REQUIRED WORK -
Find each line with "Declaração" and copy it.

[Dataset excerpt]
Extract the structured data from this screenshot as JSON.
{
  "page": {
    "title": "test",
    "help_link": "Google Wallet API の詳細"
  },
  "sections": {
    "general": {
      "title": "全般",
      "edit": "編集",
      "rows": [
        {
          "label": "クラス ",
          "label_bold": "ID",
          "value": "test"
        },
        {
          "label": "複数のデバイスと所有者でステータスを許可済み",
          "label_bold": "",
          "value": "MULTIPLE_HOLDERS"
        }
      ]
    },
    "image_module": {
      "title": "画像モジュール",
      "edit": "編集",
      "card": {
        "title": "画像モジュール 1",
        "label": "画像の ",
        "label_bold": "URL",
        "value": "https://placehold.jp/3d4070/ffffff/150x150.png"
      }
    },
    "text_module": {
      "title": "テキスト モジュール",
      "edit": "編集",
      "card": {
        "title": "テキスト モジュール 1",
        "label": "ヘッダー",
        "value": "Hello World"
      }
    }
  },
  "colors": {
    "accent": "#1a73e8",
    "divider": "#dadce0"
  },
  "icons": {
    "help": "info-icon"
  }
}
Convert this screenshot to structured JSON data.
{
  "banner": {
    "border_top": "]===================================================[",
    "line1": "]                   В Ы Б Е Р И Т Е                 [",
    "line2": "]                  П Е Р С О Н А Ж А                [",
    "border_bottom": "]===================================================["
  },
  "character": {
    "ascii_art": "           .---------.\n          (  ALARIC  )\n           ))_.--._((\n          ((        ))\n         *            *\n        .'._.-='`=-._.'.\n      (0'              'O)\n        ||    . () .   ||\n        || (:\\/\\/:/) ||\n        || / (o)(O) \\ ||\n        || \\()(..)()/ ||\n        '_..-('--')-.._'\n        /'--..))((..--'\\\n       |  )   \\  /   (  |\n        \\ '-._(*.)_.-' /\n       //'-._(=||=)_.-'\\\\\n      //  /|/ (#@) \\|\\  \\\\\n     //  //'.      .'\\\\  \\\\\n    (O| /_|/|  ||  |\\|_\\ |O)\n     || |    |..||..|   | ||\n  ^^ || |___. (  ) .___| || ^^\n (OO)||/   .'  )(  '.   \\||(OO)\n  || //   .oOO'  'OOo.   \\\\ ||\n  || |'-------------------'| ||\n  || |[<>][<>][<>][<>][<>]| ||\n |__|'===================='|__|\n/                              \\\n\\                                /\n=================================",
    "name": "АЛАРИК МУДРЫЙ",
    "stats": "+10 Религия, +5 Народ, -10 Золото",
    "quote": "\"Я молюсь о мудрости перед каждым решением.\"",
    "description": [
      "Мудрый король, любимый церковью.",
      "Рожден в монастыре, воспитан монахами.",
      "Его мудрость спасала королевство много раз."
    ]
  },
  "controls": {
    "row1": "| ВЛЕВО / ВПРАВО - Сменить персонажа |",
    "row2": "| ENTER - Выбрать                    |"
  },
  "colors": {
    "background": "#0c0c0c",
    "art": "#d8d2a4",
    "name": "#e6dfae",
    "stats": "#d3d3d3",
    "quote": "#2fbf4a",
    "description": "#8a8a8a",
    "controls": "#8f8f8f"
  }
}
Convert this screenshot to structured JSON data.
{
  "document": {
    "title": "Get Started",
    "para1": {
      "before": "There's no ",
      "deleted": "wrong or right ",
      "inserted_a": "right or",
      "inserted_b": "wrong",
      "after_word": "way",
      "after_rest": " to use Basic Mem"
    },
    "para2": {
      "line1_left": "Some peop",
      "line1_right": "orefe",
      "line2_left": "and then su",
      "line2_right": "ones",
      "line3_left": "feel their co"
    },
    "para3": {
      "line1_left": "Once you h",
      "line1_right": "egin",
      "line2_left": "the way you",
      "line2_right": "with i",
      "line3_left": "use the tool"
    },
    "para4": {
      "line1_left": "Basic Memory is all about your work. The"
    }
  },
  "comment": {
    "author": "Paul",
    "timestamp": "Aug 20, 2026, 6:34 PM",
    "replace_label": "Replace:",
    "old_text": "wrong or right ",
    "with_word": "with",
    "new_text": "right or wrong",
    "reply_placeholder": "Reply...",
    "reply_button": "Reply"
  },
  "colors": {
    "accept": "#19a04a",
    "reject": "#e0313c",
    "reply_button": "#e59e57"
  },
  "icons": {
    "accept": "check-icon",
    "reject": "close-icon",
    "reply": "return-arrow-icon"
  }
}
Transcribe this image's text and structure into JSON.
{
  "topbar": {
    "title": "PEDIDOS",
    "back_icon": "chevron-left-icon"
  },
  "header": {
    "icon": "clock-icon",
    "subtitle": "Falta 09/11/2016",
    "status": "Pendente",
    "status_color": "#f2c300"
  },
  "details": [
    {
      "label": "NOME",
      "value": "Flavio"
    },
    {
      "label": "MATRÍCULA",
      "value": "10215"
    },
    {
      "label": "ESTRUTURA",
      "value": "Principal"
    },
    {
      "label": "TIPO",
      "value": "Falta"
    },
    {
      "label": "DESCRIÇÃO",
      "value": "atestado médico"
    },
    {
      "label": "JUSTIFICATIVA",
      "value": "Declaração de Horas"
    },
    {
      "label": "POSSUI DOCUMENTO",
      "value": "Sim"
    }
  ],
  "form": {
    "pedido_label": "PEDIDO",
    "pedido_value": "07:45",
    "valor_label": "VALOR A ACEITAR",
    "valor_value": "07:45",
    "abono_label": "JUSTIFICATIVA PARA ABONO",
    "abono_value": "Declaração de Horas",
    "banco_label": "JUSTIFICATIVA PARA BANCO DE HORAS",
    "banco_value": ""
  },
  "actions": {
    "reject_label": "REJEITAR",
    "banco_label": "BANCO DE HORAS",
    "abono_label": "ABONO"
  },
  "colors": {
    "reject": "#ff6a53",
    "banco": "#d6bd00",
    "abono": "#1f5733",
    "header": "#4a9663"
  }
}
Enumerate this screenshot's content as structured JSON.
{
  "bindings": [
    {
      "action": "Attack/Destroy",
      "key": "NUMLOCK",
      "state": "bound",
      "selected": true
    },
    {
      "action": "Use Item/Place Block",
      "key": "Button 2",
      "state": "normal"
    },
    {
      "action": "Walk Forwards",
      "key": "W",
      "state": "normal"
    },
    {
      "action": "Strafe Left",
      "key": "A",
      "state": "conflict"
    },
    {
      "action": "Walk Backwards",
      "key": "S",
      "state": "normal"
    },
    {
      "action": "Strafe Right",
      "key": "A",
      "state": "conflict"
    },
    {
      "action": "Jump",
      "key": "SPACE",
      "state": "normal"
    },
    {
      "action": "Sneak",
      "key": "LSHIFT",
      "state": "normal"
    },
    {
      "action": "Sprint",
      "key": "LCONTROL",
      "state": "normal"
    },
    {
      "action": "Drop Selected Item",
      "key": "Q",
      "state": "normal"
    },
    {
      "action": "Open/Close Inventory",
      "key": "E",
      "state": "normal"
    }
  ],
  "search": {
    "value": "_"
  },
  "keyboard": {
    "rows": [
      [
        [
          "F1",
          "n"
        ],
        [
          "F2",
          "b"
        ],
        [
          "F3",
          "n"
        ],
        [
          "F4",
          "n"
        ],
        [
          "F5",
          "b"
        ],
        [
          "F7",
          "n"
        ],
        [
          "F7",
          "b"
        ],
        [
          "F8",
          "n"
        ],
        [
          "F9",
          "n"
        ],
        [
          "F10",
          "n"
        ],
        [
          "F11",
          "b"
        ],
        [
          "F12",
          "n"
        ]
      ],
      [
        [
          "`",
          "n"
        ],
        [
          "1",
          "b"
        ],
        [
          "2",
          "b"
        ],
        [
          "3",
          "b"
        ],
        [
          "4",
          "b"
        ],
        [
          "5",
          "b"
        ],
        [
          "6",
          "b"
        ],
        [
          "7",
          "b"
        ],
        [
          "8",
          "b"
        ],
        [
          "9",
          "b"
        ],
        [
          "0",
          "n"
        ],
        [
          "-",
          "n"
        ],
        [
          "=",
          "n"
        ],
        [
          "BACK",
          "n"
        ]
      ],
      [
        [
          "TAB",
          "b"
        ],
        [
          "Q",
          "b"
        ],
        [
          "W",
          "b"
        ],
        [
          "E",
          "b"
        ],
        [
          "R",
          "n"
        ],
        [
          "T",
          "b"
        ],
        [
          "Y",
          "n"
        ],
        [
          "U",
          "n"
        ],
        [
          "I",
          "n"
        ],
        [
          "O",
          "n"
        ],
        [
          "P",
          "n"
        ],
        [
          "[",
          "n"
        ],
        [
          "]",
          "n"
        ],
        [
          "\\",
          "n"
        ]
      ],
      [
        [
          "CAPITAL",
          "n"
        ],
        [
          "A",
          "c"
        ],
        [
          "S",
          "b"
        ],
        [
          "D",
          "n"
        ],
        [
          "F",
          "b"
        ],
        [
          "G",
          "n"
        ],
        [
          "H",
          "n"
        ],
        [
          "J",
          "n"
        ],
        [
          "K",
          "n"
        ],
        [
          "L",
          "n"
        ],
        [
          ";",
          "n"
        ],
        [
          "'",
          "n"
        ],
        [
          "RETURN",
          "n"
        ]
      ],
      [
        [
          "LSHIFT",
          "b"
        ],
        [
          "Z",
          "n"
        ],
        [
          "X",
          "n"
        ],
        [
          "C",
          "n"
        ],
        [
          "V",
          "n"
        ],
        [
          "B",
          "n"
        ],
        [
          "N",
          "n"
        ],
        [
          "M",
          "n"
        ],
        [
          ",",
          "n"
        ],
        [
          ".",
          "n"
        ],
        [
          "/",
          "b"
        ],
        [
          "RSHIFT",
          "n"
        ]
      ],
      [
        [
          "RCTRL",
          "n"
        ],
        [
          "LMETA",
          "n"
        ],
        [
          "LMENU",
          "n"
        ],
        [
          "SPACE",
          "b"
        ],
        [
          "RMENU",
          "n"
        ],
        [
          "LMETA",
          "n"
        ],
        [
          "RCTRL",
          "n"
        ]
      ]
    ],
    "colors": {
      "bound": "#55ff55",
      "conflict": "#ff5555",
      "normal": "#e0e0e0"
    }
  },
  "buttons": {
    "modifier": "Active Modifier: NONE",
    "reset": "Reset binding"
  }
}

PROBLEM SOLUTION -
      "value": "Declaração de Horas"
    "abono_value": "Declaração de Horas",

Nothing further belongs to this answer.